• _What is required_: Select every line holding the word "into" and copy it.

• _Source material_:
/---

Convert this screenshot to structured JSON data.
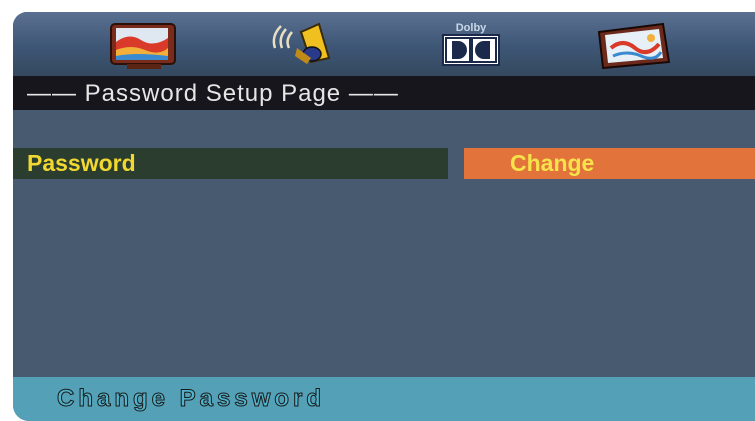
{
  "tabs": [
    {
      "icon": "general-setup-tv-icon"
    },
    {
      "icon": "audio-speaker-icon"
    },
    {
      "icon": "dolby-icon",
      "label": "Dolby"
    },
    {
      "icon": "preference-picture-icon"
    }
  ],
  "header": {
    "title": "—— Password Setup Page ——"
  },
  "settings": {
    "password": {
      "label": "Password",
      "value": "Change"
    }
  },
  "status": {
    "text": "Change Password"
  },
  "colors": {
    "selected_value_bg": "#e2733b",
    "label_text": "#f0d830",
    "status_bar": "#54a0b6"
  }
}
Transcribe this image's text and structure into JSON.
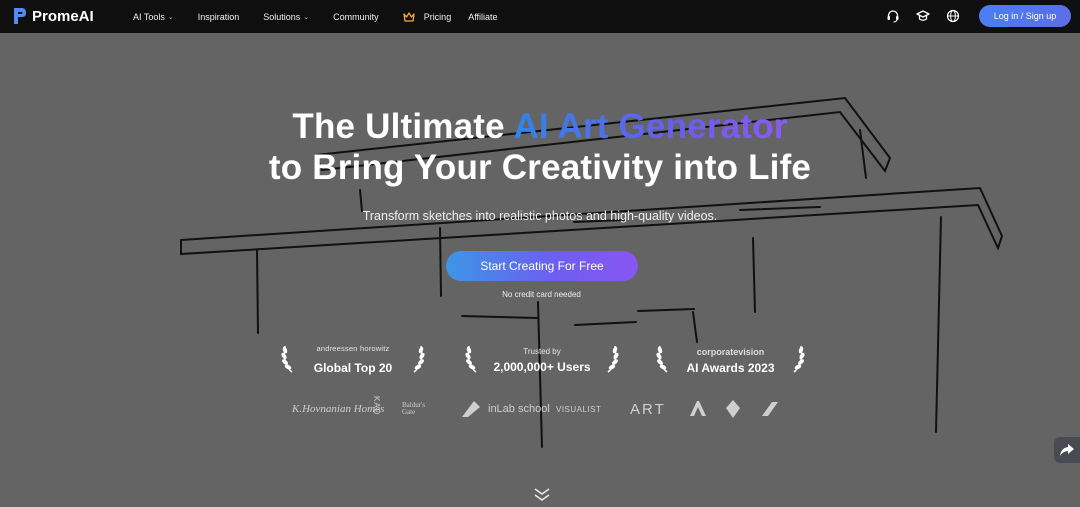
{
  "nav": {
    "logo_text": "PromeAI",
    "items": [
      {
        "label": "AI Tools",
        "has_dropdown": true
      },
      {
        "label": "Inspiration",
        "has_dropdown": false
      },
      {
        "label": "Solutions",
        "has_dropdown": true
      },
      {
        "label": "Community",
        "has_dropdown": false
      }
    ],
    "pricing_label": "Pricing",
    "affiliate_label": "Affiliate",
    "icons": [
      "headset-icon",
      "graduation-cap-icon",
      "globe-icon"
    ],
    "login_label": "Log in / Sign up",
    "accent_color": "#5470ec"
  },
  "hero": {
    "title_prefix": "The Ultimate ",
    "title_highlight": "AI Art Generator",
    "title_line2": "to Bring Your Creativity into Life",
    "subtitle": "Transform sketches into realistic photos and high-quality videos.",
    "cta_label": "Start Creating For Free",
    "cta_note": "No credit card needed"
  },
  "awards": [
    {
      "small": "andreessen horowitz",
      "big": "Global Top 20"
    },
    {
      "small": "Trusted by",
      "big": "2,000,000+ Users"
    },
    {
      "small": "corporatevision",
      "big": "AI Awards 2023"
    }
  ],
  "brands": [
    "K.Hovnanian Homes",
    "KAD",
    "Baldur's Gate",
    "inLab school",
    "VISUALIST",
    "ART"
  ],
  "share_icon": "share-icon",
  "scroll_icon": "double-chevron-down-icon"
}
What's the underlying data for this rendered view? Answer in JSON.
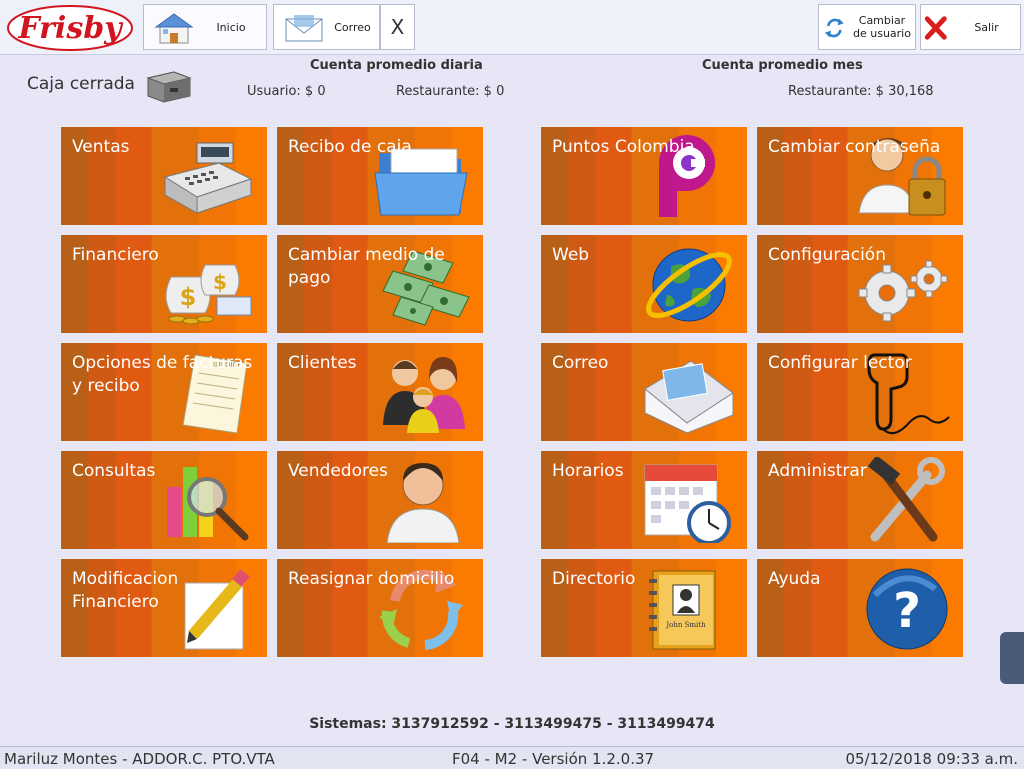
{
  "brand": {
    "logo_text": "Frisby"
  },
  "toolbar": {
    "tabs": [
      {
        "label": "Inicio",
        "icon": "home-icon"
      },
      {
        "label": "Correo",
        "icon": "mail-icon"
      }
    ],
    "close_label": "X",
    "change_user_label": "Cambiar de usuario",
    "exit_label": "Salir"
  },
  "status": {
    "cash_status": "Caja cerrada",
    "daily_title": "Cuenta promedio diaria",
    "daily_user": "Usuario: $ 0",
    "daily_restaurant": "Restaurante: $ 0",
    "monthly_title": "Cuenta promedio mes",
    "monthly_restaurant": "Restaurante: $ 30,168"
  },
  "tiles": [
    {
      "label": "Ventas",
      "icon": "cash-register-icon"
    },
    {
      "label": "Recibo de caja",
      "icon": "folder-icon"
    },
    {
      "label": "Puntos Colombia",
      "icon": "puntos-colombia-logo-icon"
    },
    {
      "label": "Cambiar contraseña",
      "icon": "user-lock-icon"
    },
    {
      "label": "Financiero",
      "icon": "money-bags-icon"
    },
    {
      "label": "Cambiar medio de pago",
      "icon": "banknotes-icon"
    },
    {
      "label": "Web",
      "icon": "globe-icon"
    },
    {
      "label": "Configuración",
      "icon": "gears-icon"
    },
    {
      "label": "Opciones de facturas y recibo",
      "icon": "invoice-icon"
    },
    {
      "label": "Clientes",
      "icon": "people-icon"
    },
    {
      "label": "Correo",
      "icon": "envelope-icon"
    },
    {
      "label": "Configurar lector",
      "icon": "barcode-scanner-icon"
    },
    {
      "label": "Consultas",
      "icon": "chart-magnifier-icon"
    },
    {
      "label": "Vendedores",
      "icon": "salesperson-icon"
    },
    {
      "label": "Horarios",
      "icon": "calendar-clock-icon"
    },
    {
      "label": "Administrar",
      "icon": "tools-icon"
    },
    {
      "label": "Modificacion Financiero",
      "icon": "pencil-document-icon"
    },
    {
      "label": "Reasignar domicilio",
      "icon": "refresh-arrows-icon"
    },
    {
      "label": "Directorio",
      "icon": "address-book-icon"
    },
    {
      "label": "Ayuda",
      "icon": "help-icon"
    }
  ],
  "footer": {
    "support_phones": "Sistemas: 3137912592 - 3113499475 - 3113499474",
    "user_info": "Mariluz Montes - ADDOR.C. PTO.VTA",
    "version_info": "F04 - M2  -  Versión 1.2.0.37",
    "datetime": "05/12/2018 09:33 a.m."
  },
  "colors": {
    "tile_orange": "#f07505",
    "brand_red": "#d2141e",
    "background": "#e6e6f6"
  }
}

\---

• _Result of this task_:
Transcribe this image's text and structure into JSON.
    "title_line2": "to Bring Your Creativity into Life",
    "subtitle": "Transform sketches into realistic photos and high-quality videos.",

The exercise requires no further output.